YOUR INSTRUCTIONS => Quote the lines below from the one containing "Extract the structured" to the final line, both ends included; exclude the pictures.

Stored data entries =>
--------------------------------------------------
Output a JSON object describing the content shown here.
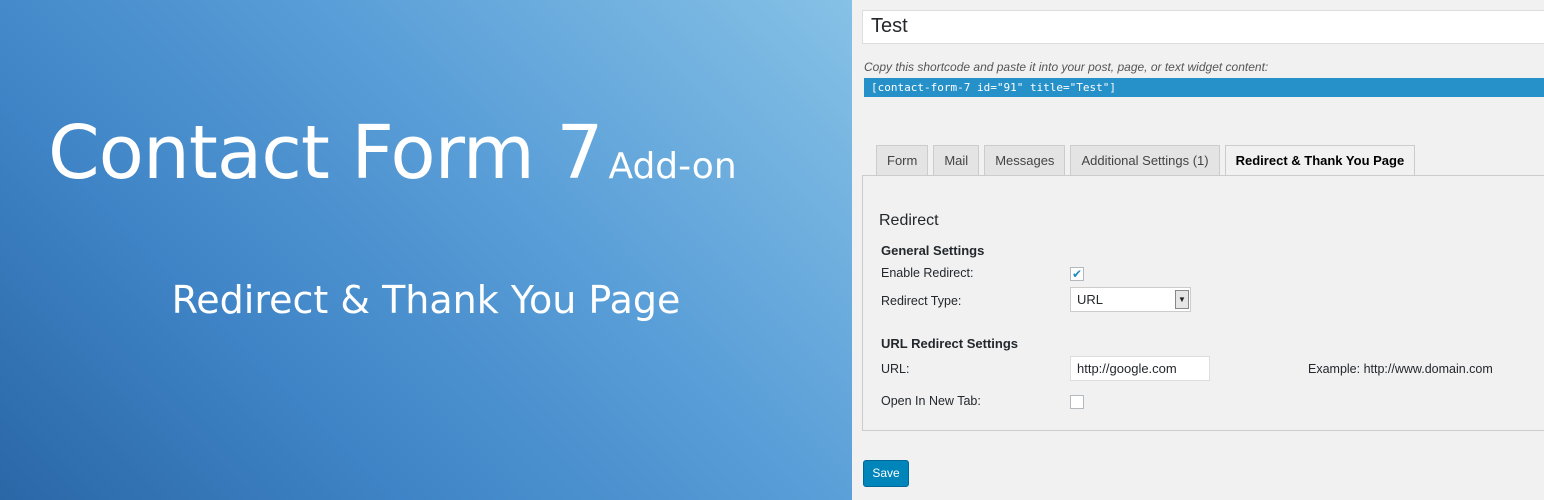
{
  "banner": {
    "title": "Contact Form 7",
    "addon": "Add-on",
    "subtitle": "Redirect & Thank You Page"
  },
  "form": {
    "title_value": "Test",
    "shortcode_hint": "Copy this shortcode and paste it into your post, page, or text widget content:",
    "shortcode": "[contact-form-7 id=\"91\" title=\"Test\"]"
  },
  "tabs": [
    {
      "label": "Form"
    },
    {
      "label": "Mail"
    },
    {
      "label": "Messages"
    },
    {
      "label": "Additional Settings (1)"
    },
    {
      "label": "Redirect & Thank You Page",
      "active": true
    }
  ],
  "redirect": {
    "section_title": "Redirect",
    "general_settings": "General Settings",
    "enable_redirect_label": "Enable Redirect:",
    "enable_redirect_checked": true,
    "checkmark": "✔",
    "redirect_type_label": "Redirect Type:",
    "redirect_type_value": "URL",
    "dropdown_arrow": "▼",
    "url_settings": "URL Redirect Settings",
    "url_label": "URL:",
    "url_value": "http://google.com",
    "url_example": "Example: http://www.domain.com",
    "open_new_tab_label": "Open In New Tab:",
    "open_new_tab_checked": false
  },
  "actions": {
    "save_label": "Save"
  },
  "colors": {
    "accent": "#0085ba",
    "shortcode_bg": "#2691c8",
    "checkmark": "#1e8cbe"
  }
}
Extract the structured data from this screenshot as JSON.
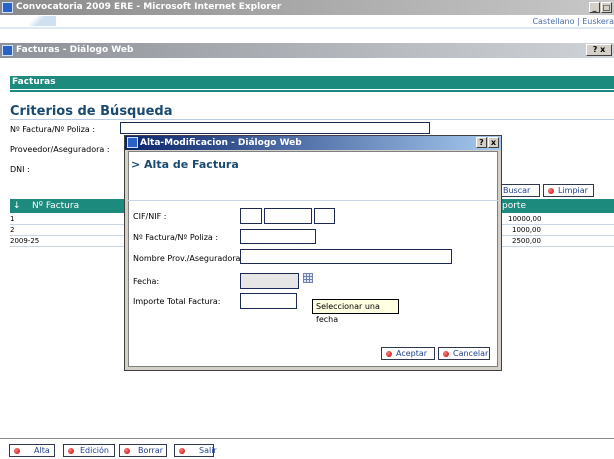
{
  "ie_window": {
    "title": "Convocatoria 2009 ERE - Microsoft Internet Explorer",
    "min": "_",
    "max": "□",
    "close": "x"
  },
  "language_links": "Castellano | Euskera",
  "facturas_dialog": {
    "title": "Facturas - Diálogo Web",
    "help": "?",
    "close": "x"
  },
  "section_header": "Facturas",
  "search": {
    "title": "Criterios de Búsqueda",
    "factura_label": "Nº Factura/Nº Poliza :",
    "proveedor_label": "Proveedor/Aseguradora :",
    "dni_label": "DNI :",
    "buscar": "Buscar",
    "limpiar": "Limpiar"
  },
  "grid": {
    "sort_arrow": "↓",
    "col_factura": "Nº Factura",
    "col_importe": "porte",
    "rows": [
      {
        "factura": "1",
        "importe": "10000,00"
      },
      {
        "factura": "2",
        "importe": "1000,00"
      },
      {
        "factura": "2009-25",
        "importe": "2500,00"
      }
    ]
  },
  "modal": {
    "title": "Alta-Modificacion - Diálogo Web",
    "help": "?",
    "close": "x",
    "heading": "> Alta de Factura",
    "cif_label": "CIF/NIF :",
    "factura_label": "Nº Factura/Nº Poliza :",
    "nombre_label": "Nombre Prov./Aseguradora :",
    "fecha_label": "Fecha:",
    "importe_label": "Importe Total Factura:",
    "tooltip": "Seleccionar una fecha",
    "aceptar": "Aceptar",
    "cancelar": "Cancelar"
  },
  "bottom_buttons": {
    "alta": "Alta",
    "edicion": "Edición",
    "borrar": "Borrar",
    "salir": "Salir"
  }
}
--------------------------------------------------
RESULT OF THE EXERCISE =>
Extract the structured data from this screenshot as JSON.
{
  "ie_window": {
    "title": "Convocatoria 2009 ERE - Microsoft Internet Explorer",
    "min": "_",
    "max": "□",
    "close": "x"
  },
  "language_links": "Castellano | Euskera",
  "facturas_dialog": {
    "title": "Facturas - Diálogo Web",
    "help": "?",
    "close": "x"
  },
  "section_header": "Facturas",
  "search": {
    "title": "Criterios de Búsqueda",
    "factura_label": "Nº Factura/Nº Poliza :",
    "proveedor_label": "Proveedor/Aseguradora :",
    "dni_label": "DNI :",
    "buscar": "Buscar",
    "limpiar": "Limpiar"
  },
  "grid": {
    "sort_arrow": "↓",
    "col_factura": "Nº Factura",
    "col_importe": "porte",
    "rows": [
      {
        "factura": "1",
        "importe": "10000,00"
      },
      {
        "factura": "2",
        "importe": "1000,00"
      },
      {
        "factura": "2009-25",
        "importe": "2500,00"
      }
    ]
  },
  "modal": {
    "title": "Alta-Modificacion - Diálogo Web",
    "help": "?",
    "close": "x",
    "heading": "> Alta de Factura",
    "cif_label": "CIF/NIF :",
    "factura_label": "Nº Factura/Nº Poliza :",
    "nombre_label": "Nombre Prov./Aseguradora :",
    "fecha_label": "Fecha:",
    "importe_label": "Importe Total Factura:",
    "tooltip": "Seleccionar una fecha",
    "aceptar": "Aceptar",
    "cancelar": "Cancelar"
  },
  "bottom_buttons": {
    "alta": "Alta",
    "edicion": "Edición",
    "borrar": "Borrar",
    "salir": "Salir"
  }
}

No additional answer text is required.